Problem: Turn the records below into a single numbered list, dropping any blank lines and leaving the pictures out.

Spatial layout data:
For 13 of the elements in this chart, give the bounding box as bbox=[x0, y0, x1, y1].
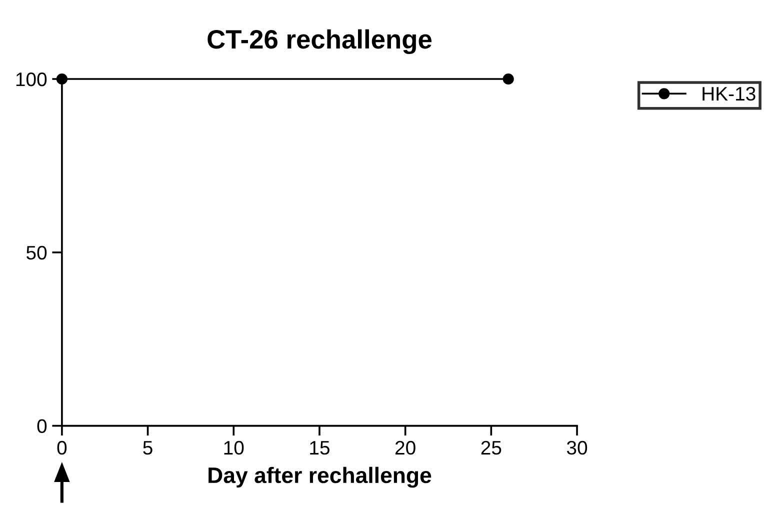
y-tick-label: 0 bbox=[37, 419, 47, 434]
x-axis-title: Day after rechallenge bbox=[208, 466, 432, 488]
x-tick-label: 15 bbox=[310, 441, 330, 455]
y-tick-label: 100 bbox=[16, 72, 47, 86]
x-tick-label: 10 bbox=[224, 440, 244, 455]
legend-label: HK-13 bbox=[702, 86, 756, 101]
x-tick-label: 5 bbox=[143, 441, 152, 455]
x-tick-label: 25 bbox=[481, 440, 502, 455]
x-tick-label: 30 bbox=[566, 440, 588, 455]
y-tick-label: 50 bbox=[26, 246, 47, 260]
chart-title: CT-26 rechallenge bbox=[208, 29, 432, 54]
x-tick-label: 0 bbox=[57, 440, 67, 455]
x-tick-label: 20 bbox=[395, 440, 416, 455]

Output below:
1. For 13 of the elements in this chart, give the bounding box as bbox=[x0, y0, x1, y1].
2. y-tick-label: 0 bbox=[37, 419, 47, 434]
3. x-axis-title: Day after rechallenge bbox=[208, 466, 432, 488]
4. x-tick-label: 15 bbox=[310, 441, 330, 455]
5. y-tick-label: 100 bbox=[16, 72, 47, 86]
6. x-tick-label: 10 bbox=[224, 440, 244, 455]
7. legend-label: HK-13 bbox=[702, 86, 756, 101]
8. x-tick-label: 5 bbox=[143, 441, 152, 455]
9. x-tick-label: 25 bbox=[481, 440, 502, 455]
10. x-tick-label: 30 bbox=[566, 440, 588, 455]
11. y-tick-label: 50 bbox=[26, 246, 47, 260]
12. chart-title: CT-26 rechallenge bbox=[208, 29, 432, 54]
13. x-tick-label: 0 bbox=[57, 440, 67, 455]
14. x-tick-label: 20 bbox=[395, 440, 416, 455]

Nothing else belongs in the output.